Pick out every line with the word "penelitian" and copy it.
===== Input records
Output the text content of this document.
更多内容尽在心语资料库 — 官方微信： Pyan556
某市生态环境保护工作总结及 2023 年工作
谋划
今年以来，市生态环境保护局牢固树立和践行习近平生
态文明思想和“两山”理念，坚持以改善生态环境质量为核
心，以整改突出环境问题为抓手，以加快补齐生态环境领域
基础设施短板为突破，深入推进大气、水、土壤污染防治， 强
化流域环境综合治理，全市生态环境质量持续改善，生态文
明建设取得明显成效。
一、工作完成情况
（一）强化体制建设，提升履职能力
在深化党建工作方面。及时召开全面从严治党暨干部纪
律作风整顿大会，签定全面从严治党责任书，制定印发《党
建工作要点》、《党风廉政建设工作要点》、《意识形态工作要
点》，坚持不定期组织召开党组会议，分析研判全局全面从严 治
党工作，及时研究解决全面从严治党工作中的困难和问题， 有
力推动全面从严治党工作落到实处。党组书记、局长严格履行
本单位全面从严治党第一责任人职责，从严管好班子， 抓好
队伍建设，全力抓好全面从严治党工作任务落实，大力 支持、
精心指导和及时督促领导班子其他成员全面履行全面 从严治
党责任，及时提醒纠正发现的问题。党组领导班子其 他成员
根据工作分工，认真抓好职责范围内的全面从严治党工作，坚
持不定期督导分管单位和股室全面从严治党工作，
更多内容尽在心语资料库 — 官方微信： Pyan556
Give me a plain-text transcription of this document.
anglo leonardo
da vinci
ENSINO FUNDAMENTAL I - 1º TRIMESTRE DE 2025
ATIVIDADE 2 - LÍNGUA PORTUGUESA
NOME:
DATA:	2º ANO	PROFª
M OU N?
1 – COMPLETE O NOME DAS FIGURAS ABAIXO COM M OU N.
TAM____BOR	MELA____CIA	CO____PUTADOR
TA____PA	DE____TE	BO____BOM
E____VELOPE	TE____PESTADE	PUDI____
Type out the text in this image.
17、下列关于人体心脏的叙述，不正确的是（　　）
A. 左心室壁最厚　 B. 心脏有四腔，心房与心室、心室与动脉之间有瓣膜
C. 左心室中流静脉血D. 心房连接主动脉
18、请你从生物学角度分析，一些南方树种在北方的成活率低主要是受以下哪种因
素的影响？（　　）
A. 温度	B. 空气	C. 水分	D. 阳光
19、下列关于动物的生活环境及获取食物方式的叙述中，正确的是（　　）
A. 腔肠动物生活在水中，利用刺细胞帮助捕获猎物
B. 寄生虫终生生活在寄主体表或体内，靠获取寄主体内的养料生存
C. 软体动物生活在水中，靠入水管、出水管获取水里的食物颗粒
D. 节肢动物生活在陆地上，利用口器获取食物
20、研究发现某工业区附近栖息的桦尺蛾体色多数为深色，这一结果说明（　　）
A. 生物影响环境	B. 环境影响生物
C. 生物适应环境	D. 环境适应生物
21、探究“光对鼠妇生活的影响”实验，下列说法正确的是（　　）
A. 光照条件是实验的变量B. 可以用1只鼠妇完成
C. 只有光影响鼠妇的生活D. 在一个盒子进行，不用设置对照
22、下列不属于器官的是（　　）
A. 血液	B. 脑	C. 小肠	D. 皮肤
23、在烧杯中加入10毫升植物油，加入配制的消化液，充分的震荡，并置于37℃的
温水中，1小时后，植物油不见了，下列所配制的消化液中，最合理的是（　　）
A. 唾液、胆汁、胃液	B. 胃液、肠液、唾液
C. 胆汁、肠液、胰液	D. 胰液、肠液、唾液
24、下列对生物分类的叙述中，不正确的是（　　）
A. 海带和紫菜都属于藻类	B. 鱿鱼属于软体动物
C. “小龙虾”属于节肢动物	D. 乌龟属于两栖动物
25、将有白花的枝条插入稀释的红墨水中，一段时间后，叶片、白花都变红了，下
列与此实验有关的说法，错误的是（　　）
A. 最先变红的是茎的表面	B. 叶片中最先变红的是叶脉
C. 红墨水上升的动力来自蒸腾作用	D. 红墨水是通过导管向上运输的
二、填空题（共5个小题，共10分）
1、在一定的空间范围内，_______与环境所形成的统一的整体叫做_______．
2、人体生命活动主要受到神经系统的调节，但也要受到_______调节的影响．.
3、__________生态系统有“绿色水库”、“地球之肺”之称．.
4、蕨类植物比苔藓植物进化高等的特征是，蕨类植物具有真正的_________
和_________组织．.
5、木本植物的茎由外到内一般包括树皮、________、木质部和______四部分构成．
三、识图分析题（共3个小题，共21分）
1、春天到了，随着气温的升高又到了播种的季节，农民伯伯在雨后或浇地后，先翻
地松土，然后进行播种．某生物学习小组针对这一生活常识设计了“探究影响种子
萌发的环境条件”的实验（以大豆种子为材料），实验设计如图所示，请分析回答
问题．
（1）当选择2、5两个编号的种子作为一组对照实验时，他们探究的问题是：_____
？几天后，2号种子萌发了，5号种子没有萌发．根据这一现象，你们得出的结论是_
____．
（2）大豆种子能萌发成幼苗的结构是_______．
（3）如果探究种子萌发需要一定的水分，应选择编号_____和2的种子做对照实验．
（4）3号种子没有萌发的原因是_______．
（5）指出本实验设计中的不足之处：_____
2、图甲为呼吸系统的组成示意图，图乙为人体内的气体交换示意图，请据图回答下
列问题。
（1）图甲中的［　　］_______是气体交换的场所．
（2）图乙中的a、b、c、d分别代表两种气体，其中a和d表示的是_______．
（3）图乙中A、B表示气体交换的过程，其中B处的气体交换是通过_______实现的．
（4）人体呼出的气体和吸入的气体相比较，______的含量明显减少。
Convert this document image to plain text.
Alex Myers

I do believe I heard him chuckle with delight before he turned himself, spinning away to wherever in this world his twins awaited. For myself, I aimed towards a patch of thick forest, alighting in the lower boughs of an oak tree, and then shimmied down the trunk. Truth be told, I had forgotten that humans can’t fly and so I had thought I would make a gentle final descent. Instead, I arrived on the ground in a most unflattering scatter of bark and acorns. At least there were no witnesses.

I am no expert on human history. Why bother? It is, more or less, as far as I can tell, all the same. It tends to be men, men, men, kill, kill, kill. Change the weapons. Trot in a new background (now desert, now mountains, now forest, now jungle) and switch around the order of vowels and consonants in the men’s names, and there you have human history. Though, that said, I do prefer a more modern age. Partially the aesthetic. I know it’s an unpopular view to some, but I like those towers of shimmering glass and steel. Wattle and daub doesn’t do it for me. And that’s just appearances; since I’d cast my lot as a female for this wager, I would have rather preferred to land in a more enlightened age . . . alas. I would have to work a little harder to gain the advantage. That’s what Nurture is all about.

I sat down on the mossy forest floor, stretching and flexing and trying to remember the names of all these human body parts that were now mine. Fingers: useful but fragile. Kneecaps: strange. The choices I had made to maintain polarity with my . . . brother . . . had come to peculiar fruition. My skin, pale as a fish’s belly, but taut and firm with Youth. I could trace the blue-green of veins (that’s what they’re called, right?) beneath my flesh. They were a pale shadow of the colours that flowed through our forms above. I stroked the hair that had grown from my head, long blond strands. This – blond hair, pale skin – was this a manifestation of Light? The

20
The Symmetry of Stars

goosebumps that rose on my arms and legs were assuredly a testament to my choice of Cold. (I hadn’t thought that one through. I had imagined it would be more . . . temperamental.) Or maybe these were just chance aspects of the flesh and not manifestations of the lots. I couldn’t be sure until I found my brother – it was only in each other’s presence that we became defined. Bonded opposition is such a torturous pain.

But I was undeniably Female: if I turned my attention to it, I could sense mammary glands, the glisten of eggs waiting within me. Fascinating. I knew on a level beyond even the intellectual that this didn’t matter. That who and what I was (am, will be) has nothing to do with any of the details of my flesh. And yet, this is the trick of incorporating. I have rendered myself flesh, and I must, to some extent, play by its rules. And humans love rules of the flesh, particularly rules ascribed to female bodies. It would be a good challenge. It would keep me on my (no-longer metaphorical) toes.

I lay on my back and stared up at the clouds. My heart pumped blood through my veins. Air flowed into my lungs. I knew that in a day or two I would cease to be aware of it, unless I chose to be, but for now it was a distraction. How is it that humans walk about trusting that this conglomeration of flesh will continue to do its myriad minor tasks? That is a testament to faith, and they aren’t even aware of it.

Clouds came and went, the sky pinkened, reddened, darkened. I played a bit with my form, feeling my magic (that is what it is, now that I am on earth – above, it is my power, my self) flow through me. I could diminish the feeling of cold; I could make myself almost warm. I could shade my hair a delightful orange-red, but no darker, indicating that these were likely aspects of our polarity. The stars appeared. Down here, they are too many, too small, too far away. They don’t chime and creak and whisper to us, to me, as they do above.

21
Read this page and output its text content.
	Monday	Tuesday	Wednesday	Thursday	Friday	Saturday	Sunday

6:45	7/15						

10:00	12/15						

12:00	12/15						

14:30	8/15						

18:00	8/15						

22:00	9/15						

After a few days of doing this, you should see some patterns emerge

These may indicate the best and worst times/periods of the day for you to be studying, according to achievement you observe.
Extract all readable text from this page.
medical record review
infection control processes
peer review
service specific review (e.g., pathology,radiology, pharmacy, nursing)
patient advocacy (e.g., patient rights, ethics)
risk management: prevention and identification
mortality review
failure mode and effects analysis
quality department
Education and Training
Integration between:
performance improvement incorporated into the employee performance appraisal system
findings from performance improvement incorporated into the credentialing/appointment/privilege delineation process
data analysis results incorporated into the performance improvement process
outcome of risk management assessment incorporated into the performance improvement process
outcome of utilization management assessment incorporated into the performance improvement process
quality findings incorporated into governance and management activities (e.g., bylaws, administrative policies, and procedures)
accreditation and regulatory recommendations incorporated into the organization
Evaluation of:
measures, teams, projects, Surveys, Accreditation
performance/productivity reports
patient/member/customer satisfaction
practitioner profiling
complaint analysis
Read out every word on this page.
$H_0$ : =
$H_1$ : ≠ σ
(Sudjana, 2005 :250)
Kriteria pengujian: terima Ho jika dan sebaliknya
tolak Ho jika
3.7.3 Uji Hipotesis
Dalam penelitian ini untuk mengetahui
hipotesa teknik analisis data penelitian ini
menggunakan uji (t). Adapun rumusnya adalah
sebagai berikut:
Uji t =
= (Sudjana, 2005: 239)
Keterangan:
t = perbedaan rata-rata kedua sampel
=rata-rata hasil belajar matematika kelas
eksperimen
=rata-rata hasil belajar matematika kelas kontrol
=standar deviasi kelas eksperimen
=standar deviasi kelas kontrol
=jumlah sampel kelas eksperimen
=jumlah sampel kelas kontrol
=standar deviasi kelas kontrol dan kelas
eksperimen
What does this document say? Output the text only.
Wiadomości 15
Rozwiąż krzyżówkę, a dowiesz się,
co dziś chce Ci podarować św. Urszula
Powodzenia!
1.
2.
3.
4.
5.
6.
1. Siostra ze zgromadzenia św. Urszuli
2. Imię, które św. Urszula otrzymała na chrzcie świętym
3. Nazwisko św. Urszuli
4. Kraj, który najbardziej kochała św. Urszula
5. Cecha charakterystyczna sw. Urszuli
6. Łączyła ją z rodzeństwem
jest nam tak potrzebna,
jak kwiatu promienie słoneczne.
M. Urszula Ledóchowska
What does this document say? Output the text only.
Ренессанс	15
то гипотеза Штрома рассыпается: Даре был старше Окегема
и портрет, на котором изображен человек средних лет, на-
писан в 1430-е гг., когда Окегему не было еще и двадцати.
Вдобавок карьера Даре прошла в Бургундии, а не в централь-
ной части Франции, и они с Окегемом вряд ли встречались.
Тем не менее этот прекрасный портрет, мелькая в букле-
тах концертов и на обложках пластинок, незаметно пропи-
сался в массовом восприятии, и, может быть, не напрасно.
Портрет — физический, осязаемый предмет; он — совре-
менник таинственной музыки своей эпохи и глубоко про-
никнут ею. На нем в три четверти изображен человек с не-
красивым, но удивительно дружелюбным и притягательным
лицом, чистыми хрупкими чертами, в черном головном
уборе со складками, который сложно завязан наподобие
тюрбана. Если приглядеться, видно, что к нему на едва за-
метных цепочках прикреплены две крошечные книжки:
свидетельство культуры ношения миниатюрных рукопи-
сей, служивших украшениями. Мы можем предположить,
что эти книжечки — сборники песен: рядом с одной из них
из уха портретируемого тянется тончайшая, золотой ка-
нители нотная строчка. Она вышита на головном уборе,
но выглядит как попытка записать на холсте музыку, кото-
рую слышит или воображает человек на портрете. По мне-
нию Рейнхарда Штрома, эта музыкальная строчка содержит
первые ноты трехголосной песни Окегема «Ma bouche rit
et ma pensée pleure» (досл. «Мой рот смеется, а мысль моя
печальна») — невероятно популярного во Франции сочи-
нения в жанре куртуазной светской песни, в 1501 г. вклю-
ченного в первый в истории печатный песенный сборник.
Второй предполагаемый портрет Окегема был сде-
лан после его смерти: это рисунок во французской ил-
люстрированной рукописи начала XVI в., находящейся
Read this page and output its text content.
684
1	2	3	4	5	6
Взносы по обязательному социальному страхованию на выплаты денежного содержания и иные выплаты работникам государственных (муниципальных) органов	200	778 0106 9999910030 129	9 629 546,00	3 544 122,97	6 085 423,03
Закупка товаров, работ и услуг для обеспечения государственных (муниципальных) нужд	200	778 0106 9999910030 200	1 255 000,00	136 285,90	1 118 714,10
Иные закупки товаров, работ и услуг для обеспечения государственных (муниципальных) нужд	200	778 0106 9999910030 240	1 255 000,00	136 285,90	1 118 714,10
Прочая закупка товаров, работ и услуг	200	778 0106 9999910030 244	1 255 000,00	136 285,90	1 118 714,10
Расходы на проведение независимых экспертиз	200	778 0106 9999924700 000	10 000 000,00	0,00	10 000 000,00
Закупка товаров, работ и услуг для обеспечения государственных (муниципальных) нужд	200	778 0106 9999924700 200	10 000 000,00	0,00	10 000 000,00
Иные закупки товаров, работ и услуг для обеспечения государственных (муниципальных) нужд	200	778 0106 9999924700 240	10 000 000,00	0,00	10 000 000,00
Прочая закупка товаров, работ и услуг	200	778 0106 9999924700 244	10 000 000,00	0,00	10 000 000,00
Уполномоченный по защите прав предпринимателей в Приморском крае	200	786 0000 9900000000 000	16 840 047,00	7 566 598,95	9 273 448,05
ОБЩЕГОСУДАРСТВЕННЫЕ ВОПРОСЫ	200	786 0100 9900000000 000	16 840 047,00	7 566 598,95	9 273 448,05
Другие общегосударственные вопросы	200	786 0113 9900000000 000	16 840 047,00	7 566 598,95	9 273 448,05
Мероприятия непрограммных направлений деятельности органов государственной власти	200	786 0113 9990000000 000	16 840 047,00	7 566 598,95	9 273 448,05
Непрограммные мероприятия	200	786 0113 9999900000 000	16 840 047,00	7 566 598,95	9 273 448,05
==========
Solution below:
Dalam penelitian ini untuk mengetahui
hipotesa teknik analisis data penelitian ini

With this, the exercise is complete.